▶ **Your instructions**:
Repeat word for word the stretch of the memoir review below from "Born in 1907, Mrs." through "of her daughters.".
--- start Text shown ---
A canny and respected player in the volatile theater world of the late Forties and the Fifties, a full participant in Hollywood’s social extravaganza—with strong ties to New York society—for all of her adult life, and an intimate witness while many of the styles and genres, conventions and techniques that helped define film as a narrative medium were being articulated and explored, Irene Mayer Selznick might well be expected to have a story or two to tell herself.

As her title indicates, however, she is primarily interested in reporting a personal tale—the story of how, against considerable odds, she succeeded in living a reasonably contented and productive life. Her account could serve as a model for the contemporary woman’s coming-of-age story: raised by a domineering and protective father, she escaped from him by marrying a man radically his opposite in temperament and values, but no less demanding or strong-minded; after years of struggling to make a success of their life together, she left her husband, took up a career, and finally became happy.

In doing so, fortunately, Mrs. Selznick did not also feel compelled to repudiate or denounce the two men she left behind, and she avoids the complaining tone of many similar memoirs. Her portraits of her father and exhusband are, in fact, far more generous and flattering than one might expect, especially considering the reputation for monstrous behavior that each man independently earned for himself. Heavily influenced by years of psychoanalysis, Mrs. Selznick focuses on the causes and patterns of their behavior (and of her own), and not, as she might have, on getting in a few last laughs. Which is not to say that she doesn’t adjust a few old scores (or that she doesn’t occasionally become tiresome—other people’s analyses usually do), but that, in the afterlight of such Hollywood memoirs as Mommie Dearest and Haywire, hers is a dignified exercise indeed. She also writes in an effective colloquial style, and tells her story well.

Born in 1907, Mrs. Selznick spent her first ten years in and around Boston. Her parents, she says, “attached more importance to having a baby than any other people I have yet to hear of.” Years later, it became apparent that the marriage had, in fact, been founded almost entirely on the Mayers’ shared love and concern for their children (Irene was born twenty months after a sister, Edith). Scarcely three years after the two girls married and left home—within six weeks of each other in 1930—Louis Mayer was already becoming frank about his infidelities, and his wife suffered a nervous breakdown from which she never fully recovered. Although Mrs. Selznick does not mention her father’s infidelities (they are well documented elsewhere), she makes a convincing case for her mother’s collapse owing in good part to the emptiness at home after the departure of her daughters.
--- end Text shown ---
--- start Material provided ---
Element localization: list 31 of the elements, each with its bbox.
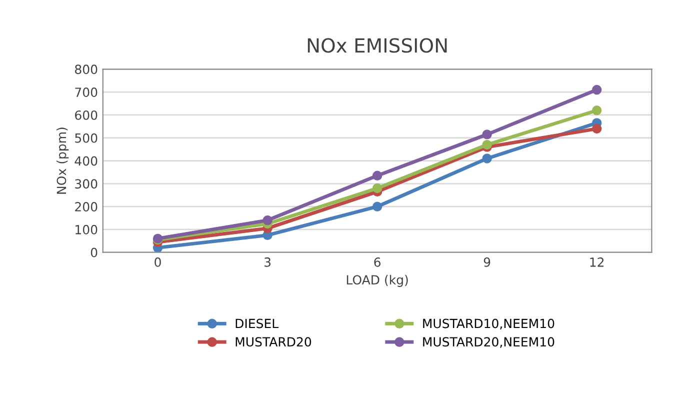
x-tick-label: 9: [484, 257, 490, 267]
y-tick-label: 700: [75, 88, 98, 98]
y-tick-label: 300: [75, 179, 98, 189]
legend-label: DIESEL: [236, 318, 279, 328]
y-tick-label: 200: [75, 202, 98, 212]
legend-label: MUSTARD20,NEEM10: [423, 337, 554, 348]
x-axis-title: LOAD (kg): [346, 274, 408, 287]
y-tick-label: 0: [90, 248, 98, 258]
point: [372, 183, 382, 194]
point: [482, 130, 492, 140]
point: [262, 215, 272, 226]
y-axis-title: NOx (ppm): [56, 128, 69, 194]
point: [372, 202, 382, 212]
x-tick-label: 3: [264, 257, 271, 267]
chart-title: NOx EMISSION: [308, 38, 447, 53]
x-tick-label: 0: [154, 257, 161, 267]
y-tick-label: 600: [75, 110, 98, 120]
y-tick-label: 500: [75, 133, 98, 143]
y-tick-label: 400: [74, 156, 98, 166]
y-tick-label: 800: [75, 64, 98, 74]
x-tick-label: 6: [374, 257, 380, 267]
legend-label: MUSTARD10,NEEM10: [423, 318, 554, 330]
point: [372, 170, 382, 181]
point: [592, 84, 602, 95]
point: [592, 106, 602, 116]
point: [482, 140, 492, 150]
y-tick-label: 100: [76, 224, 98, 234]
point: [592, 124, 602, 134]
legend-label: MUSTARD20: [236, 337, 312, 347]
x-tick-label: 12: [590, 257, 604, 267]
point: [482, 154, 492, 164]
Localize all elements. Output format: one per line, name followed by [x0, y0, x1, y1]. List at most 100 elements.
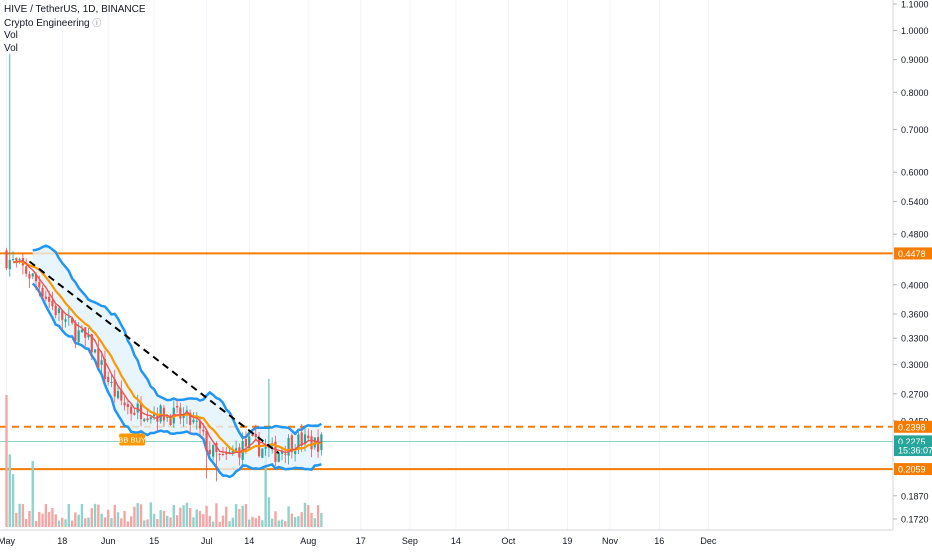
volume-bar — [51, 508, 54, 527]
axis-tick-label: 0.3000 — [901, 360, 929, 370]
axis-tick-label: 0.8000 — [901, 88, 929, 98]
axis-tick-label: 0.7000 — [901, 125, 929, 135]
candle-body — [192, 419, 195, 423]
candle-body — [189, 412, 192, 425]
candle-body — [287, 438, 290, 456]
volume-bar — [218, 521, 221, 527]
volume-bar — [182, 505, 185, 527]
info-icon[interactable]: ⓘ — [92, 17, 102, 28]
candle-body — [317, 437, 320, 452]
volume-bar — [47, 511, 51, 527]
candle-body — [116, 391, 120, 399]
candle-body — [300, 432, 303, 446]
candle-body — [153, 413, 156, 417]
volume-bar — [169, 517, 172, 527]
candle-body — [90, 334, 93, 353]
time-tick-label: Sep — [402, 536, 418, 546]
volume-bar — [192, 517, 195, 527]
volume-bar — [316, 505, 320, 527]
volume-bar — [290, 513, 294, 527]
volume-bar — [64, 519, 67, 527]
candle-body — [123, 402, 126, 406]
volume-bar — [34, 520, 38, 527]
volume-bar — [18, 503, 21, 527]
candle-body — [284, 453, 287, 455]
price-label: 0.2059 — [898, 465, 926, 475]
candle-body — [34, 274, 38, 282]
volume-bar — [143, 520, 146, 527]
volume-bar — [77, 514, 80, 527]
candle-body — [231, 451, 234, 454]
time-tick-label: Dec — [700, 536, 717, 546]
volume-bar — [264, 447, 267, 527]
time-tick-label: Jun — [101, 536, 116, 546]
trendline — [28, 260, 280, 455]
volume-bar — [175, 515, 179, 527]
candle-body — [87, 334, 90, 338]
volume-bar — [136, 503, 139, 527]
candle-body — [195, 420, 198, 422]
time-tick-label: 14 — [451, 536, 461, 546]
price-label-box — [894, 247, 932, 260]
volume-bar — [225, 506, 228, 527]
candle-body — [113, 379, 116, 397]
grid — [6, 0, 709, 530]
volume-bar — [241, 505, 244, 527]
--- end Material provided ---
▶ **Answer to this problem**:
Born in 1907, Mrs. Selznick spent her first ten years in and around Boston. Her parents, she says, “attached more importance to having a baby than any other people I have yet to hear of.” Years later, it became apparent that the marriage had, in fact, been founded almost entirely on the Mayers’ shared love and concern for their children (Irene was born twenty months after a sister, Edith). Scarcely three years after the two girls married and left home—within six weeks of each other in 1930—Louis Mayer was already becoming frank about his infidelities, and his wife suffered a nervous breakdown from which she never fully recovered. Although Mrs. Selznick does not mention her father’s infidelities (they are well documented elsewhere), she makes a convincing case for her mother’s collapse owing in good part to the emptiness at home after the departure of her daughters.